- Excerpt provided:
»»

Wednesday, December 29, 2010
We weren't going to buy the kids Christmas outfits this year. "They're too expensive, we're not going to any parties, no family will be in town, why bother..."- and then a picture of Eleanore's first Christmas, a cute chubby babe in her white fluffy holiday gown, froze on the screen saver.
Right now. Lets go.
So we packed up the kids 5 minutes later, headed down to Target (because in this town, its one of the 3 places to shop), argued over whether we should get Eleanore a sweater dress or the plaid ruffle skirt, accidentally dropped and lost but then re found Lovey in the toddler department, and an hour later we were on our way back home, trying to think of when and where to take pictures.
See, the way that I figure out if I really care about something or not, is I ask myself "in 10 years, will this matter?". Example- "In 10 years, will I care if I wore maternity clothes for a year after I was pregnant?" ...no. So we're not spending money on new clothes for me. I'll gladly wear pajamas and sweats, day in and day out. I have one pair of jeans that fit me, and since I never leave the house, it doesn't matter. I'm a frumpy housewife. So what. Another example- "In 10 years, will I care that I looked like crap in this picture with my son?" ...no. All that I will see, is me and my baby boy. And I'll probably sob, because its already hard for me to look back at baby pictures (they grow up so dang fast), how am I going to handle it when hes older and wants nothing to do with me? One last example- "10 years from now, will I care if I never took pictures of the babies in designated Christmas outfits?" ...YES. I will care. I will beat myself up for it until I die, so- its worth the $50 that we'll spend on the outfits. The pictures will be priceless. Especially if I take them myself.
I had an idea of what I wanted to do, in my head. But just like every other day, when it comes to photographing children, or anyone really, nothing is ever set in stone, everything is pretty much played by ear. Otherwise you're setting yourself up for disappointment. And I'd much rather have fun during my photo shoots, than be pissed off ...ya know?
All that I asked, was that everyone keep their outfit on, and that Christopher help me carry the chairs from our house down to the forest by the park (I'd be the one that carried them back).
The pictures that were developed in my head, were nothing like the ones captured by my lens. The final product was the result of a fun filled day in the warm December sun (Oh, Texas), and the excitement that goes along with sticks and stones. And in this particular case, leaves.

««

- Listed entries:
»»

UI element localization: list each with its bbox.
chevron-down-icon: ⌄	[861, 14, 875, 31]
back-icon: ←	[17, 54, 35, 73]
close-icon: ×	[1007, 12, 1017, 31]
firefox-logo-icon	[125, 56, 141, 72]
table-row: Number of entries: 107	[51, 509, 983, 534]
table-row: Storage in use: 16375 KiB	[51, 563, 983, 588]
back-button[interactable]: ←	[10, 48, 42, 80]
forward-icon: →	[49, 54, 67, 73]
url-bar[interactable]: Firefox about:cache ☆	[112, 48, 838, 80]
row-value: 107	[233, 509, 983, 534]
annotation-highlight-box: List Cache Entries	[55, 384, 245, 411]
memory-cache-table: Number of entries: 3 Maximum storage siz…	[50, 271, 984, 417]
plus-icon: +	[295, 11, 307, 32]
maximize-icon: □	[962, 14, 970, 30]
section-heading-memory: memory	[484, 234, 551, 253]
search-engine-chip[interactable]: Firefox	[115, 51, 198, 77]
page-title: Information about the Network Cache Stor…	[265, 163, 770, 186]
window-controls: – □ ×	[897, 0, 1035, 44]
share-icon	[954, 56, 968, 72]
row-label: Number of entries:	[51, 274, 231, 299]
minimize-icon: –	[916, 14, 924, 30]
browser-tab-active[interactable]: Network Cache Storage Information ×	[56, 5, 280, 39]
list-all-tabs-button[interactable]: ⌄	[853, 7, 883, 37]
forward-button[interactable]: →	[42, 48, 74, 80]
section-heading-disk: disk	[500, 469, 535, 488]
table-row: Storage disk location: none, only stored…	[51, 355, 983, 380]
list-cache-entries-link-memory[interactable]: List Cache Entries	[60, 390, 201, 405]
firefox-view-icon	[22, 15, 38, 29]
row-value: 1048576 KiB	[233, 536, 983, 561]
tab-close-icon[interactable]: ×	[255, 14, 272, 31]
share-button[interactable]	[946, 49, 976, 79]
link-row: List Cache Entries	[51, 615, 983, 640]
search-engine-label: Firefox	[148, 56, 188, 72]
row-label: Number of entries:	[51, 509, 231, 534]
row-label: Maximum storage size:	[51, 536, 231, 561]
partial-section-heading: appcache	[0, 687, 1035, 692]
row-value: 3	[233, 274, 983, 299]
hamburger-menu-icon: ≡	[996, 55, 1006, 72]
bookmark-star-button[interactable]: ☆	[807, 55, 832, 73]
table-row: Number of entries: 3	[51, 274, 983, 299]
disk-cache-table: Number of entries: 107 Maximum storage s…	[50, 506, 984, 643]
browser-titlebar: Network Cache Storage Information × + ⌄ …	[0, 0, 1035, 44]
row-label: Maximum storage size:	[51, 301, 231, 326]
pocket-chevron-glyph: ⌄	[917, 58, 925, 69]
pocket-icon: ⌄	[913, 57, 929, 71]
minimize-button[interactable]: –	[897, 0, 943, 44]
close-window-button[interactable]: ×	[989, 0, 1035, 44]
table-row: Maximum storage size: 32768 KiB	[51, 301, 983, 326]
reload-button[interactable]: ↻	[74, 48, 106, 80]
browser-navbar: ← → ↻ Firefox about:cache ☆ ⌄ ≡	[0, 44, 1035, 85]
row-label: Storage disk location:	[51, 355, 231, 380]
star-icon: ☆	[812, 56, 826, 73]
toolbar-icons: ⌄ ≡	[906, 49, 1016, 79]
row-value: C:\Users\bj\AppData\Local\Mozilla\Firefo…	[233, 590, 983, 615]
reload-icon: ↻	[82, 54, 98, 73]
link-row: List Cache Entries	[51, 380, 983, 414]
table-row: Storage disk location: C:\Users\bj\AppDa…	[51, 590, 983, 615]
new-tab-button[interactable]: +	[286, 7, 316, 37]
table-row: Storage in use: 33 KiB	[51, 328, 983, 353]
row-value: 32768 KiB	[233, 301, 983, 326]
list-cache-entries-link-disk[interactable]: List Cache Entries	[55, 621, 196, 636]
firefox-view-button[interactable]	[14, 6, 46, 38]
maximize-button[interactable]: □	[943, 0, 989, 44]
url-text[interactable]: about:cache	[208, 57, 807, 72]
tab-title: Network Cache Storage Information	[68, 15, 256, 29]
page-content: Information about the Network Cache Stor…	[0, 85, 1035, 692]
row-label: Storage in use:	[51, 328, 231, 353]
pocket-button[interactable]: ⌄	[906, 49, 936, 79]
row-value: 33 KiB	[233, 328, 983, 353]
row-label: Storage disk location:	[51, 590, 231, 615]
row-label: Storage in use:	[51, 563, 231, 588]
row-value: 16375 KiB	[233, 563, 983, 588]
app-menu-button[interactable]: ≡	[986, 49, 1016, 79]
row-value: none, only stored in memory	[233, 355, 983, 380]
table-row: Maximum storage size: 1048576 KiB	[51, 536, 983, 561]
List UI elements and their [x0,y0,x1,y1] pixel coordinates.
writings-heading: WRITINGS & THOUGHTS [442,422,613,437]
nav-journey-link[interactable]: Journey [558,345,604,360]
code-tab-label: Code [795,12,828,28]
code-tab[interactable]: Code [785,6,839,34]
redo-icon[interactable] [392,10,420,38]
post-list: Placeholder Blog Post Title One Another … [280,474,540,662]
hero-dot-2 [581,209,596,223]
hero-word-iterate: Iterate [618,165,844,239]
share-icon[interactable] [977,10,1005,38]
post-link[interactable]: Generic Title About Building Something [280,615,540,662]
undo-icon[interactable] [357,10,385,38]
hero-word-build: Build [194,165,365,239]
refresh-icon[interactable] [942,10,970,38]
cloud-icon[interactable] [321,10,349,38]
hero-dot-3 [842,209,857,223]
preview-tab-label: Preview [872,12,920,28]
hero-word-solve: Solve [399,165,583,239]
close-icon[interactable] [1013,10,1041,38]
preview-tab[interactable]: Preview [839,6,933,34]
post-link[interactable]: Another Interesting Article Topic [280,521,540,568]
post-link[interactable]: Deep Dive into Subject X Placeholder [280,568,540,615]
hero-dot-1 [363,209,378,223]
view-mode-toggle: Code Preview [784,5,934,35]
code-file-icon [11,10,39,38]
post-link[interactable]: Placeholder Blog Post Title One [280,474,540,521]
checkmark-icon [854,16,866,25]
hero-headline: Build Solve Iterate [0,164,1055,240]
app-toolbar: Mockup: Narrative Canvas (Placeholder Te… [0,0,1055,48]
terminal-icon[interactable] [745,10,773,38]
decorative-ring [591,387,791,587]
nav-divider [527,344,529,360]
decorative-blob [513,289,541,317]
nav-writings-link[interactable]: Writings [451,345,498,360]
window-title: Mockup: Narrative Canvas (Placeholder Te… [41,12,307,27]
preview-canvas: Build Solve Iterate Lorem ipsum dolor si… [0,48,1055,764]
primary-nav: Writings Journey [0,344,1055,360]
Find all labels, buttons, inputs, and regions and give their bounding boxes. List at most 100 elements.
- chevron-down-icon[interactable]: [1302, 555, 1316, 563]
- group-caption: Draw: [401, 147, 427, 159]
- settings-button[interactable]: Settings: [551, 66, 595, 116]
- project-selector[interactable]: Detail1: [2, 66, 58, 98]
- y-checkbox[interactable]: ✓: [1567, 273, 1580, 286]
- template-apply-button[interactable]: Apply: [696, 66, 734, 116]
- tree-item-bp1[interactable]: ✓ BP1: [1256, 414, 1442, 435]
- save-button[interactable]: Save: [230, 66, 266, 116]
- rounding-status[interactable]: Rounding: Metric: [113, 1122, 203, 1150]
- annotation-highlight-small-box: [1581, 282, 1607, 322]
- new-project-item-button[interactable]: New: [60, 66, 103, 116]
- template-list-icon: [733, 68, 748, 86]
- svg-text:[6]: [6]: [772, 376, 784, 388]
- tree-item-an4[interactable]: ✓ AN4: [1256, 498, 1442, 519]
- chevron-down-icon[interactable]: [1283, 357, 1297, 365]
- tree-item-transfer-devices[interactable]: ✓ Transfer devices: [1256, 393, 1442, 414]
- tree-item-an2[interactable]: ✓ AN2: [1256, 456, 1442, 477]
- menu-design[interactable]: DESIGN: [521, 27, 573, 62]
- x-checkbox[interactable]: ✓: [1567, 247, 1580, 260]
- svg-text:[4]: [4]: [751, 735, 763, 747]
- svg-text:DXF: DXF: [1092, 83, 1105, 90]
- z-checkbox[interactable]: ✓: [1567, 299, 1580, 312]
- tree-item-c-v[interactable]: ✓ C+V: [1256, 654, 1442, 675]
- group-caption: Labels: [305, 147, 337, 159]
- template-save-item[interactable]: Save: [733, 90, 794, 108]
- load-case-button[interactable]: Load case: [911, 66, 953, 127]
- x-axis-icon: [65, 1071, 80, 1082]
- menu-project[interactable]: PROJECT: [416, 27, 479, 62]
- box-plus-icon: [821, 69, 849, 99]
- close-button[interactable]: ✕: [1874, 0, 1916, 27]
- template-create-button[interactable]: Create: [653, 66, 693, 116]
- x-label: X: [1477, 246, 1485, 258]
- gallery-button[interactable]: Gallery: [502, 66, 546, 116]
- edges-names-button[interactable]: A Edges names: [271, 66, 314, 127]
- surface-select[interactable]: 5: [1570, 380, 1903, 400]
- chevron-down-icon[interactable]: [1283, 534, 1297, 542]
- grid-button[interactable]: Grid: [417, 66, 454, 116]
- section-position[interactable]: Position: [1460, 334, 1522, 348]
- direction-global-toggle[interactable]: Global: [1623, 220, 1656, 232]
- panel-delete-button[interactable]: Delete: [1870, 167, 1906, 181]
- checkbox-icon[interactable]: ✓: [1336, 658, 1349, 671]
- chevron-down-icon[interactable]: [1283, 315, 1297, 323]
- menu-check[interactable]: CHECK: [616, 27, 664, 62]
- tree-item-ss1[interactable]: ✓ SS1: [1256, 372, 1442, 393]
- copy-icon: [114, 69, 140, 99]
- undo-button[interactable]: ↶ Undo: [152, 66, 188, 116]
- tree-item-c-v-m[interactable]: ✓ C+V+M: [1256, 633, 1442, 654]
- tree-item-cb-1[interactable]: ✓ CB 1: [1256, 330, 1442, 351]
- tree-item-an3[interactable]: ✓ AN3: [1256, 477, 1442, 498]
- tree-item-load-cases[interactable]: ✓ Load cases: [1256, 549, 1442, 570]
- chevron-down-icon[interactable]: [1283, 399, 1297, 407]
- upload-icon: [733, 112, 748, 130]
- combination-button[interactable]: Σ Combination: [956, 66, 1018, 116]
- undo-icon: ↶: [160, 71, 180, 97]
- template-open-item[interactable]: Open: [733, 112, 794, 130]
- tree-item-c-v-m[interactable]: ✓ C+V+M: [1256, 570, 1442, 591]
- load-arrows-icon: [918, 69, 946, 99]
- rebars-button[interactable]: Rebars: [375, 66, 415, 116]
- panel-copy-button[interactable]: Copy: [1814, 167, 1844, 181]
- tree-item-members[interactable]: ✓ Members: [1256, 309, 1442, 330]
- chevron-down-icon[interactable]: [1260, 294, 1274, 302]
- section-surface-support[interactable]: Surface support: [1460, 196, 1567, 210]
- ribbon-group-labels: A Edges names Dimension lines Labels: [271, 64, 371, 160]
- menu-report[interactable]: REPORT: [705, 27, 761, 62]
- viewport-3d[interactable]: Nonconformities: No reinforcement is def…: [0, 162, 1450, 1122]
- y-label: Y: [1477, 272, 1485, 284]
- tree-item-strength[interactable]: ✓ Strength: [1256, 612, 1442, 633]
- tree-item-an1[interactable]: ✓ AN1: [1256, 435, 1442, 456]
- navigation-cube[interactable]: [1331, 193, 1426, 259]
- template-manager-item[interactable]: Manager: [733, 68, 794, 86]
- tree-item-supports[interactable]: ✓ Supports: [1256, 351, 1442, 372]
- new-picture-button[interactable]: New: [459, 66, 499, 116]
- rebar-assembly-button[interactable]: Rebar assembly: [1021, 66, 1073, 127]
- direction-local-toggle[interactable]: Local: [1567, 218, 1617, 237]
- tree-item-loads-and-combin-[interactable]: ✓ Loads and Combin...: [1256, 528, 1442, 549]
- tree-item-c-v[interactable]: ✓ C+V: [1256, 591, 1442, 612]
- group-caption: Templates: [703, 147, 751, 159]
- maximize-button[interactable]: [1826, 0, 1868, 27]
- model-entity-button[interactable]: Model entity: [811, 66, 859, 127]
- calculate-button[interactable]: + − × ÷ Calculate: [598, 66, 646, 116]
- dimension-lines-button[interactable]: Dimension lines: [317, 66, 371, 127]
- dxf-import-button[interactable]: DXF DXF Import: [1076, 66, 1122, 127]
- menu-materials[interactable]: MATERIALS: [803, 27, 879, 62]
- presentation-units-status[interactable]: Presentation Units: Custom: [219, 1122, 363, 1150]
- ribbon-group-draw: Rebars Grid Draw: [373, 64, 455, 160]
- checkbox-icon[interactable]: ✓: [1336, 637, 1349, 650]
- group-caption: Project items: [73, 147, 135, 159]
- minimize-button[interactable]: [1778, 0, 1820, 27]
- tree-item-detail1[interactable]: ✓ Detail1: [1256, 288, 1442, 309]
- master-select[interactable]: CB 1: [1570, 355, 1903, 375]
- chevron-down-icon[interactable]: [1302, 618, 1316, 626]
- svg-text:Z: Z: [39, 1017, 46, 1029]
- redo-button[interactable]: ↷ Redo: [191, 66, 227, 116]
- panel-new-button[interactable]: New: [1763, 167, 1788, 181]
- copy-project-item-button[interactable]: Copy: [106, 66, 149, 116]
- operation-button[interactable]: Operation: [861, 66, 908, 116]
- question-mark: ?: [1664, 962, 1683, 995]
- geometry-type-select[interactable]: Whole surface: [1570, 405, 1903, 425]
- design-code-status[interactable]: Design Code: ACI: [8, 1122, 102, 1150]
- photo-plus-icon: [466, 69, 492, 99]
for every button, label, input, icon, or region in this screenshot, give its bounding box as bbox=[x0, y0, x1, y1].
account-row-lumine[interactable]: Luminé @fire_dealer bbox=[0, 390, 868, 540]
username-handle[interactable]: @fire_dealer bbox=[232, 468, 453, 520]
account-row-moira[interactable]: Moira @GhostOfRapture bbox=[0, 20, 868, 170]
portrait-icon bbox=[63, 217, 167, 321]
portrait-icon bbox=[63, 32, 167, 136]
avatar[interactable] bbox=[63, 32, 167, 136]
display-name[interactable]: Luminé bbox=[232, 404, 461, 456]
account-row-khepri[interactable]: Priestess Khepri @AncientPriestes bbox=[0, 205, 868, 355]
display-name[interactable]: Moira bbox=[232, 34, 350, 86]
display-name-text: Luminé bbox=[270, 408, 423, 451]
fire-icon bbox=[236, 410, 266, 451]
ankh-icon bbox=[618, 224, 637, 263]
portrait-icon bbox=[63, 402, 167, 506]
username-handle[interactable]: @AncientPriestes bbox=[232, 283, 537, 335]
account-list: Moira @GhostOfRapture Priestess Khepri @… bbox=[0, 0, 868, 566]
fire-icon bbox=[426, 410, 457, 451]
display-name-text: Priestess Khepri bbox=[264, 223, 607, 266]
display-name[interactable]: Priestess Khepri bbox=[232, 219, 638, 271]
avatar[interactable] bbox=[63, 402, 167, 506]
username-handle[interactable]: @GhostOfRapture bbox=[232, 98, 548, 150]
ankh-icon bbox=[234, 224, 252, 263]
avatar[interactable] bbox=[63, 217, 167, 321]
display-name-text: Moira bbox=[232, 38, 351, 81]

««

- Work to complete:
**A)** Copy the part of the Christmas outfit post that begins at the words "Wednesday, December 29, 2010" and stops after the words "now. Lets go.".
**B)** In the Christmas outfit post, how much money does the writer say will be spent on the outfits?
**C)** Continue the blog post about the Christmas outfit photos past its final sentence.

- Results for each task:
**A)**
Wednesday, December 29, 2010
We weren't going to buy the kids Christmas outfits this year. "They're too expensive, we're not going to any parties, no family will be in town, why bother..."- and then a picture of Eleanore's first Christmas, a cute chubby babe in her white fluffy holiday gown, froze on the screen saver.
Right now. Lets go.

**B)** $50.

**C)**
Charlie, with his black eye.
Evelyn, with her sass.
Waiting patiently for the boring to end, and the fun to begin.
But looking so darn cute doing it.
The only way to live, really.
(Thats how Charlie says done).
Seriously Mom, your photo shoot sucks.
Alright babies, you're right. Daddy carried the chairs like he said he would. You've all kept your clothes on like you promised. I did get one of all 3 of you. Everything from here on out is just for fun.
So Charlie did just that.
While brother stretched his legs and flapped his arm wings, Evelyn battled her sleepiness in the shadows.
But like always, baby girl. Sleep will win.
We had moved the chairs from the path, to over near a tree. And before I knew it, Eleanore was channeling her inner 70s record cover...
The exposure was all wrong, but it was all wrong in such a great way. I couldn't bring myself to delete the picture. And it turned out to be my favorite.
And when Brother saw that Sister had a secret stash of vintage action figures with her- the chairs didn't look so bad after all.
Even if she didn't want to share.
Someday you'll be fighting your siblings for action figures, too. But for now, you just keep on fighting the sleep.
Sticks and stones.
And hearts and argyle.
Whats that over there?
Are those ...?
Piles of leaves?!
Somebody had swept up all of the leaves in the forest, and moved them into several well formed piles, ready to be bagged up.
My children then proceeded to dive in, and tear those piles apart.
I'm willing to take the blame if need be.
It was worth it.
And as for those action figures?
They were abandoned, along with the chairs.
The kids went crazy.
I couldn't keep up.
At the end of the day, I was glad to have spent the money on those Christmas outfits.